Every entry needs to be printed exactly, please.

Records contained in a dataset
--- Begin ---

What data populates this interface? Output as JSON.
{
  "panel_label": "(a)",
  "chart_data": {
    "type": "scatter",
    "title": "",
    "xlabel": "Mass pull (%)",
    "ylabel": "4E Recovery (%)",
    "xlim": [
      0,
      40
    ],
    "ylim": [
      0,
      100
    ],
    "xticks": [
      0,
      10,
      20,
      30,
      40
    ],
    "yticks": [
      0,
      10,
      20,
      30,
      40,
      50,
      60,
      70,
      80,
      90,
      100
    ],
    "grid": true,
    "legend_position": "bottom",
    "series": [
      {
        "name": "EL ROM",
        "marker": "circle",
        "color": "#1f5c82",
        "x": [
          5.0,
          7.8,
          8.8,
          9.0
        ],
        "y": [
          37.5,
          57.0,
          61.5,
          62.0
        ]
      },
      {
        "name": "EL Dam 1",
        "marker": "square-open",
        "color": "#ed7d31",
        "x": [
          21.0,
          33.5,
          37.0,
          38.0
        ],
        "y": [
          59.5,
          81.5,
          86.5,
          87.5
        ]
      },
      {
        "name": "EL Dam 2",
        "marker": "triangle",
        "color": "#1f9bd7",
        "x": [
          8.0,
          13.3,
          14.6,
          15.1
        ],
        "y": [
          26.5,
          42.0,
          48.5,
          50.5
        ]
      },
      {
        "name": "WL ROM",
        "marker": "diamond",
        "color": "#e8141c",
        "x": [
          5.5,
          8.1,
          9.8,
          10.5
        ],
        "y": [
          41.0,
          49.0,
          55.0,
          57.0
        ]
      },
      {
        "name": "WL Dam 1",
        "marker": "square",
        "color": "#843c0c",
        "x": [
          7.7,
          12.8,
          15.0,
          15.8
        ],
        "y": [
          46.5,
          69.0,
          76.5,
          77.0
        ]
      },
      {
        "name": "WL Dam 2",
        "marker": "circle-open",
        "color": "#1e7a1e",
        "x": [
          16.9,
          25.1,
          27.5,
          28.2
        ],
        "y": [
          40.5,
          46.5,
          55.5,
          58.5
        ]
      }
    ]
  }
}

--- End ---

- **Solution for this problem**:
What data populates this interface? Output as JSON.
{
  "panel_label": "(a)",
  "chart_data": {
    "type": "scatter",
    "title": "",
    "xlabel": "Mass pull (%)",
    "ylabel": "4E Recovery (%)",
    "xlim": [
      0,
      40
    ],
    "ylim": [
      0,
      100
    ],
    "xticks": [
      0,
      10,
      20,
      30,
      40
    ],
    "yticks": [
      0,
      10,
      20,
      30,
      40,
      50,
      60,
      70,
      80,
      90,
      100
    ],
    "grid": true,
    "legend_position": "bottom",
    "series": [
      {
        "name": "EL ROM",
        "marker": "circle",
        "color": "#1f5c82",
        "x": [
          5.0,
          7.8,
          8.8,
          9.0
        ],
        "y": [
          37.5,
          57.0,
          61.5,
          62.0
        ]
      },
      {
        "name": "EL Dam 1",
        "marker": "square-open",
        "color": "#ed7d31",
        "x": [
          21.0,
          33.5,
          37.0,
          38.0
        ],
        "y": [
          59.5,
          81.5,
          86.5,
          87.5
        ]
      },
      {
        "name": "EL Dam 2",
        "marker": "triangle",
        "color": "#1f9bd7",
        "x": [
          8.0,
          13.3,
          14.6,
          15.1
        ],
        "y": [
          26.5,
          42.0,
          48.5,
          50.5
        ]
      },
      {
        "name": "WL ROM",
        "marker": "diamond",
        "color": "#e8141c",
        "x": [
          5.5,
          8.1,
          9.8,
          10.5
        ],
        "y": [
          41.0,
          49.0,
          55.0,
          57.0
        ]
      },
      {
        "name": "WL Dam 1",
        "marker": "square",
        "color": "#843c0c",
        "x": [
          7.7,
          12.8,
          15.0,
          15.8
        ],
        "y": [
          46.5,
          69.0,
          76.5,
          77.0
        ]
      },
      {
        "name": "WL Dam 2",
        "marker": "circle-open",
        "color": "#1e7a1e",
        "x": [
          16.9,
          25.1,
          27.5,
          28.2
        ],
        "y": [
          40.5,
          46.5,
          55.5,
          58.5
        ]
      }
    ]
  }
}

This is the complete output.